#### What to work on
Every line in the listing is to be echoed verbatim.

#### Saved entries
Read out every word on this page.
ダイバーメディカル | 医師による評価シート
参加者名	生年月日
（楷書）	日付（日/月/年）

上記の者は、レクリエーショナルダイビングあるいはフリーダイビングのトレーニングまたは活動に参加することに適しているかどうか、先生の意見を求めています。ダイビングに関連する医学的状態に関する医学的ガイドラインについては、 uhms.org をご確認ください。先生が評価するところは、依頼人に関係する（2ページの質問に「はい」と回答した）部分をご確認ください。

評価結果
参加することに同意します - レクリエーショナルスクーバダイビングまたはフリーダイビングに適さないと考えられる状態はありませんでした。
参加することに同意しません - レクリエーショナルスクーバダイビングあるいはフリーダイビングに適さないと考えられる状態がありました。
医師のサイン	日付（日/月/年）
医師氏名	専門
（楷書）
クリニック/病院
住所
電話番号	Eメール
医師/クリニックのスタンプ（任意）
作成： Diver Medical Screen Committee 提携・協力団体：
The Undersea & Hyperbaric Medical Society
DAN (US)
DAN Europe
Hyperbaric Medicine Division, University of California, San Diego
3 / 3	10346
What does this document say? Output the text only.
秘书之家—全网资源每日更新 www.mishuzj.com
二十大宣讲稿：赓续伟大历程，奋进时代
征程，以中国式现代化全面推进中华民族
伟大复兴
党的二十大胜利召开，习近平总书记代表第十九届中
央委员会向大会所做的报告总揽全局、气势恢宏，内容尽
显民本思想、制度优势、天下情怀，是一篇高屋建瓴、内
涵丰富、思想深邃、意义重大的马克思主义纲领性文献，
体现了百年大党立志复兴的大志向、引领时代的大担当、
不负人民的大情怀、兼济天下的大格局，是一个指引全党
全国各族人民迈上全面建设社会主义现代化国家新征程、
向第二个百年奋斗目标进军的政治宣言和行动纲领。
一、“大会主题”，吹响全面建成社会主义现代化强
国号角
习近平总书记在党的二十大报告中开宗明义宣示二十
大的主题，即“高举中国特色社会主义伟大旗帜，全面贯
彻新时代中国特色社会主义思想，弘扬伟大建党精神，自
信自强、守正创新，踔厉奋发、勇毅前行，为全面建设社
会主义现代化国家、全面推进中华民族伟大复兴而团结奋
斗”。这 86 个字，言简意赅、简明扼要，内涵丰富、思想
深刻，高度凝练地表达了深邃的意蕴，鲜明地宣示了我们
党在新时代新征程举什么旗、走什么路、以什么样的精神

#### Response to the task
Read out every word on this page.
ダイバーメディカル | 医師による評価シート
参加者名	生年月日
（楷書）	日付（日/月/年）

上記の者は、レクリエーショナルダイビングあるいはフリーダイビングのトレーニングまたは活動に参加することに適しているかどうか、先生の意見を求めています。ダイビングに関連する医学的状態に関する医学的ガイドラインについては、 uhms.org をご確認ください。先生が評価するところは、依頼人に関係する（2ページの質問に「はい」と回答した）部分をご確認ください。

評価結果
参加することに同意します - レクリエーショナルスクーバダイビングまたはフリーダイビングに適さないと考えられる状態はありませんでした。
参加することに同意しません - レクリエーショナルスクーバダイビングあるいはフリーダイビングに適さないと考えられる状態がありました。
医師のサイン	日付（日/月/年）
医師氏名	専門
（楷書）
クリニック/病院
住所
電話番号	Eメール
医師/クリニックのスタンプ（任意）
作成： Diver Medical Screen Committee 提携・協力団体：
The Undersea & Hyperbaric Medical Society
DAN (US)
DAN Europe
Hyperbaric Medicine Division, University of California, San Diego
3 / 3	10346
What does this document say? Output the text only.
秘书之家—全网资源每日更新 www.mishuzj.com
二十大宣讲稿：赓续伟大历程，奋进时代
征程，以中国式现代化全面推进中华民族
伟大复兴
党的二十大胜利召开，习近平总书记代表第十九届中
央委员会向大会所做的报告总揽全局、气势恢宏，内容尽
显民本思想、制度优势、天下情怀，是一篇高屋建瓴、内
涵丰富、思想深邃、意义重大的马克思主义纲领性文献，
体现了百年大党立志复兴的大志向、引领时代的大担当、
不负人民的大情怀、兼济天下的大格局，是一个指引全党
全国各族人民迈上全面建设社会主义现代化国家新征程、
向第二个百年奋斗目标进军的政治宣言和行动纲领。
一、“大会主题”，吹响全面建成社会主义现代化强
国号角
习近平总书记在党的二十大报告中开宗明义宣示二十
大的主题，即“高举中国特色社会主义伟大旗帜，全面贯
彻新时代中国特色社会主义思想，弘扬伟大建党精神，自
信自强、守正创新，踔厉奋发、勇毅前行，为全面建设社
会主义现代化国家、全面推进中华民族伟大复兴而团结奋
斗”。这 86 个字，言简意赅、简明扼要，内涵丰富、思想
深刻，高度凝练地表达了深邃的意蕴，鲜明地宣示了我们
党在新时代新征程举什么旗、走什么路、以什么样的精神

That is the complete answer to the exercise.